Required work
Filter the entries and keep only the lines where the string "date" appears.

Records shown
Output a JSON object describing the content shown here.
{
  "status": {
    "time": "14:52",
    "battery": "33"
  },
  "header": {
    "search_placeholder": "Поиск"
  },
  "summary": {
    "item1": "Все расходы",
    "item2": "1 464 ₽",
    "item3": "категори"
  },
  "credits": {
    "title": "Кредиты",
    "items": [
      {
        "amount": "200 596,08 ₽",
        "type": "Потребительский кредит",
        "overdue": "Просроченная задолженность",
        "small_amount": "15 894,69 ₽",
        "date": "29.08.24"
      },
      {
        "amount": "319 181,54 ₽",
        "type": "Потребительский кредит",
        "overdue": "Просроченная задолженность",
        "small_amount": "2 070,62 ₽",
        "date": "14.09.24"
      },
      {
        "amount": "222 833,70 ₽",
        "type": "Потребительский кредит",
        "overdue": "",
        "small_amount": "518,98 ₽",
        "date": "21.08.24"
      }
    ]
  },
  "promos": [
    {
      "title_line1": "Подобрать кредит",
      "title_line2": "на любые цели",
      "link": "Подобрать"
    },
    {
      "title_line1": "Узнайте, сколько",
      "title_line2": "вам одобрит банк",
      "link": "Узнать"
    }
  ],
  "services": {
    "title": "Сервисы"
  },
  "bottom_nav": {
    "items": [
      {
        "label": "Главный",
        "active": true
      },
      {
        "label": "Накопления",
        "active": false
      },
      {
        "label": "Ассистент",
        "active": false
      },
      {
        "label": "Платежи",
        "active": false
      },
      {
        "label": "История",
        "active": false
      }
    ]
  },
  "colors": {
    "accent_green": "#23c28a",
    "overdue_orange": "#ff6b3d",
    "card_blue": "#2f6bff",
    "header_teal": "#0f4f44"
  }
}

Output for this exercise
        "date": "29.08.24"
        "date": "14.09.24"
        "date": "21.08.24"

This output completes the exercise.